▸ **Exercise objective**
Print the listing that follows, character for character.

▸ **Rows from a dataset**

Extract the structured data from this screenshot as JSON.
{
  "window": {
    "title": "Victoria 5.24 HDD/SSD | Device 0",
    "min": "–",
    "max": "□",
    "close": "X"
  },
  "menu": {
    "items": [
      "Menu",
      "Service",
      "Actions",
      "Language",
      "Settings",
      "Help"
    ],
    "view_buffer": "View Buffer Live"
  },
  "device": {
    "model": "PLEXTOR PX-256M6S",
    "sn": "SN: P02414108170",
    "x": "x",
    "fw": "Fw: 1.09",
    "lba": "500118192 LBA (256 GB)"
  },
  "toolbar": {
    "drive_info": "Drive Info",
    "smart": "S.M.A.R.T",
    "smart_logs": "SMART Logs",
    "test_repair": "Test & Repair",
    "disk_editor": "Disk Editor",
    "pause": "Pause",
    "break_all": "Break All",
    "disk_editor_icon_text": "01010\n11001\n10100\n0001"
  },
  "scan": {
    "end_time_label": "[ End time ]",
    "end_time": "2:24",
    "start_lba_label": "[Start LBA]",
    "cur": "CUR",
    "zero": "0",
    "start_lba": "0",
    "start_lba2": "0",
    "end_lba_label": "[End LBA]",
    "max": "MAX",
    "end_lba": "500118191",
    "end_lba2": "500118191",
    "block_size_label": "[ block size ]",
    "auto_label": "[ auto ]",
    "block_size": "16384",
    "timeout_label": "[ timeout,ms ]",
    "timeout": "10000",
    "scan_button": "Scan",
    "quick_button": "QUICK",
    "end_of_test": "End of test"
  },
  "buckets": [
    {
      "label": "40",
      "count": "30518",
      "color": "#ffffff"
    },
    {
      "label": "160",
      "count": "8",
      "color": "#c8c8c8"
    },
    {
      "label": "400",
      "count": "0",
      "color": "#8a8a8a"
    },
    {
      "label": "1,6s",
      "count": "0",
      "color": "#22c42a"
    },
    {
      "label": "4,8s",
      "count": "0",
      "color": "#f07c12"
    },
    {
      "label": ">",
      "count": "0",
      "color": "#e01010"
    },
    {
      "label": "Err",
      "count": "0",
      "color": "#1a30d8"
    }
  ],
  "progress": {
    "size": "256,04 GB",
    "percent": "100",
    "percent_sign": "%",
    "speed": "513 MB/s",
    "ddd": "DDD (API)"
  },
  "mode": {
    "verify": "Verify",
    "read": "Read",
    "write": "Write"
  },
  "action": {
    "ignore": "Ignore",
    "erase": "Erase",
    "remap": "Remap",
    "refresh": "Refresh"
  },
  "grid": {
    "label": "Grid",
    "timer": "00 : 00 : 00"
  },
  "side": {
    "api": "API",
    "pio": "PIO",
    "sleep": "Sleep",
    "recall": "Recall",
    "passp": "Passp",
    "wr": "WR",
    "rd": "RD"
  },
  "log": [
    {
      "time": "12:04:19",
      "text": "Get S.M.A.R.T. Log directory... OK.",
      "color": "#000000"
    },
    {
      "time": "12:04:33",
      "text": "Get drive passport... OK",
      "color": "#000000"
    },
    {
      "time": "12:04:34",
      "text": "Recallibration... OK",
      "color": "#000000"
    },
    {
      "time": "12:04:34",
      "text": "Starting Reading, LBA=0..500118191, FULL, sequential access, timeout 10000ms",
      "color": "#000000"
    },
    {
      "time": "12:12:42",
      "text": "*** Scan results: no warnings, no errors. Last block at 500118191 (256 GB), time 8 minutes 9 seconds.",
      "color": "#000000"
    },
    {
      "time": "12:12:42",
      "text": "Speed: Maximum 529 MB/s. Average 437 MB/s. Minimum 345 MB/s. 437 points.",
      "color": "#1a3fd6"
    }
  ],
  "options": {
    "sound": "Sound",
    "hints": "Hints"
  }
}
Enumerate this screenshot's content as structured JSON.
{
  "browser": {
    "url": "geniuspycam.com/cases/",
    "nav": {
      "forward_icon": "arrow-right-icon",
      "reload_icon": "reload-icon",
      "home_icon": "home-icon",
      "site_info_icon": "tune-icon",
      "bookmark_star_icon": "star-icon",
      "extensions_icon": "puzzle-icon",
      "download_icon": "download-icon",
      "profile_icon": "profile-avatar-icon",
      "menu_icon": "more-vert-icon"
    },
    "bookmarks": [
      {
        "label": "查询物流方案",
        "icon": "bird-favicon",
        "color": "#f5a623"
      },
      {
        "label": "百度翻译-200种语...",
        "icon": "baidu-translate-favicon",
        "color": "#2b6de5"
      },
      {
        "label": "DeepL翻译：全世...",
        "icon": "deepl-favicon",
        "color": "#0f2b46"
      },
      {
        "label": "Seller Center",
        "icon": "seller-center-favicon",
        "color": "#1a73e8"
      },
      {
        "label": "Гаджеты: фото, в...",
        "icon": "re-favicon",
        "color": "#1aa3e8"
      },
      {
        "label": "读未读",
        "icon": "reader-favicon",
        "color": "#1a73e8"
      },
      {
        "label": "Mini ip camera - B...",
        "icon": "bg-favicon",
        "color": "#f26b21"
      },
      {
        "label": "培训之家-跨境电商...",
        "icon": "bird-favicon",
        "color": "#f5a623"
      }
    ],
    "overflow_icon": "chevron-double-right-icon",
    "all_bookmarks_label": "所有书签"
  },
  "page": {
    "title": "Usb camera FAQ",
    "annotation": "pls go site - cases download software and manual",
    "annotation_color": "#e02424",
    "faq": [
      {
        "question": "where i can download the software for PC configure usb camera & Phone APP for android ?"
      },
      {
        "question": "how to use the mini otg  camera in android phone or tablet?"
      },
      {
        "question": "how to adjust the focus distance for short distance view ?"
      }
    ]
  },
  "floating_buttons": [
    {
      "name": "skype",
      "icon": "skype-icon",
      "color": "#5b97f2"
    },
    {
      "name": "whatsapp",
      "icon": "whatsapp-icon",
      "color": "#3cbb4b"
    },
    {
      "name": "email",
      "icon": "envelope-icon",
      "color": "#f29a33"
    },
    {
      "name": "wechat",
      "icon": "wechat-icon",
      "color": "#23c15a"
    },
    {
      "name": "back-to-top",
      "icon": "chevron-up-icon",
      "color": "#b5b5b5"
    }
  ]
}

▸ **Response for this exercise**
Extract the structured data from this screenshot as JSON.
{
  "window": {
    "title": "Victoria 5.24 HDD/SSD | Device 0",
    "min": "–",
    "max": "□",
    "close": "X"
  },
  "menu": {
    "items": [
      "Menu",
      "Service",
      "Actions",
      "Language",
      "Settings",
      "Help"
    ],
    "view_buffer": "View Buffer Live"
  },
  "device": {
    "model": "PLEXTOR PX-256M6S",
    "sn": "SN: P02414108170",
    "x": "x",
    "fw": "Fw: 1.09",
    "lba": "500118192 LBA (256 GB)"
  },
  "toolbar": {
    "drive_info": "Drive Info",
    "smart": "S.M.A.R.T",
    "smart_logs": "SMART Logs",
    "test_repair": "Test & Repair",
    "disk_editor": "Disk Editor",
    "pause": "Pause",
    "break_all": "Break All",
    "disk_editor_icon_text": "01010\n11001\n10100\n0001"
  },
  "scan": {
    "end_time_label": "[ End time ]",
    "end_time": "2:24",
    "start_lba_label": "[Start LBA]",
    "cur": "CUR",
    "zero": "0",
    "start_lba": "0",
    "start_lba2": "0",
    "end_lba_label": "[End LBA]",
    "max": "MAX",
    "end_lba": "500118191",
    "end_lba2": "500118191",
    "block_size_label": "[ block size ]",
    "auto_label": "[ auto ]",
    "block_size": "16384",
    "timeout_label": "[ timeout,ms ]",
    "timeout": "10000",
    "scan_button": "Scan",
    "quick_button": "QUICK",
    "end_of_test": "End of test"
  },
  "buckets": [
    {
      "label": "40",
      "count": "30518",
      "color": "#ffffff"
    },
    {
      "label": "160",
      "count": "8",
      "color": "#c8c8c8"
    },
    {
      "label": "400",
      "count": "0",
      "color": "#8a8a8a"
    },
    {
      "label": "1,6s",
      "count": "0",
      "color": "#22c42a"
    },
    {
      "label": "4,8s",
      "count": "0",
      "color": "#f07c12"
    },
    {
      "label": ">",
      "count": "0",
      "color": "#e01010"
    },
    {
      "label": "Err",
      "count": "0",
      "color": "#1a30d8"
    }
  ],
  "progress": {
    "size": "256,04 GB",
    "percent": "100",
    "percent_sign": "%",
    "speed": "513 MB/s",
    "ddd": "DDD (API)"
  },
  "mode": {
    "verify": "Verify",
    "read": "Read",
    "write": "Write"
  },
  "action": {
    "ignore": "Ignore",
    "erase": "Erase",
    "remap": "Remap",
    "refresh": "Refresh"
  },
  "grid": {
    "label": "Grid",
    "timer": "00 : 00 : 00"
  },
  "side": {
    "api": "API",
    "pio": "PIO",
    "sleep": "Sleep",
    "recall": "Recall",
    "passp": "Passp",
    "wr": "WR",
    "rd": "RD"
  },
  "log": [
    {
      "time": "12:04:19",
      "text": "Get S.M.A.R.T. Log directory... OK.",
      "color": "#000000"
    },
    {
      "time": "12:04:33",
      "text": "Get drive passport... OK",
      "color": "#000000"
    },
    {
      "time": "12:04:34",
      "text": "Recallibration... OK",
      "color": "#000000"
    },
    {
      "time": "12:04:34",
      "text": "Starting Reading, LBA=0..500118191, FULL, sequential access, timeout 10000ms",
      "color": "#000000"
    },
    {
      "time": "12:12:42",
      "text": "*** Scan results: no warnings, no errors. Last block at 500118191 (256 GB), time 8 minutes 9 seconds.",
      "color": "#000000"
    },
    {
      "time": "12:12:42",
      "text": "Speed: Maximum 529 MB/s. Average 437 MB/s. Minimum 345 MB/s. 437 points.",
      "color": "#1a3fd6"
    }
  ],
  "options": {
    "sound": "Sound",
    "hints": "Hints"
  }
}
Enumerate this screenshot's content as structured JSON.
{
  "browser": {
    "url": "geniuspycam.com/cases/",
    "nav": {
      "forward_icon": "arrow-right-icon",
      "reload_icon": "reload-icon",
      "home_icon": "home-icon",
      "site_info_icon": "tune-icon",
      "bookmark_star_icon": "star-icon",
      "extensions_icon": "puzzle-icon",
      "download_icon": "download-icon",
      "profile_icon": "profile-avatar-icon",
      "menu_icon": "more-vert-icon"
    },
    "bookmarks": [
      {
        "label": "查询物流方案",
        "icon": "bird-favicon",
        "color": "#f5a623"
      },
      {
        "label": "百度翻译-200种语...",
        "icon": "baidu-translate-favicon",
        "color": "#2b6de5"
      },
      {
        "label": "DeepL翻译：全世...",
        "icon": "deepl-favicon",
        "color": "#0f2b46"
      },
      {
        "label": "Seller Center",
        "icon": "seller-center-favicon",
        "color": "#1a73e8"
      },
      {
        "label": "Гаджеты: фото, в...",
        "icon": "re-favicon",
        "color": "#1aa3e8"
      },
      {
        "label": "读未读",
        "icon": "reader-favicon",
        "color": "#1a73e8"
      },
      {
        "label": "Mini ip camera - B...",
        "icon": "bg-favicon",
        "color": "#f26b21"
      },
      {
        "label": "培训之家-跨境电商...",
        "icon": "bird-favicon",
        "color": "#f5a623"
      }
    ],
    "overflow_icon": "chevron-double-right-icon",
    "all_bookmarks_label": "所有书签"
  },
  "page": {
    "title": "Usb camera FAQ",
    "annotation": "pls go site - cases download software and manual",
    "annotation_color": "#e02424",
    "faq": [
      {
        "question": "where i can download the software for PC configure usb camera & Phone APP for android ?"
      },
      {
        "question": "how to use the mini otg  camera in android phone or tablet?"
      },
      {
        "question": "how to adjust the focus distance for short distance view ?"
      }
    ]
  },
  "floating_buttons": [
    {
      "name": "skype",
      "icon": "skype-icon",
      "color": "#5b97f2"
    },
    {
      "name": "whatsapp",
      "icon": "whatsapp-icon",
      "color": "#3cbb4b"
    },
    {
      "name": "email",
      "icon": "envelope-icon",
      "color": "#f29a33"
    },
    {
      "name": "wechat",
      "icon": "wechat-icon",
      "color": "#23c15a"
    },
    {
      "name": "back-to-top",
      "icon": "chevron-up-icon",
      "color": "#b5b5b5"
    }
  ]
}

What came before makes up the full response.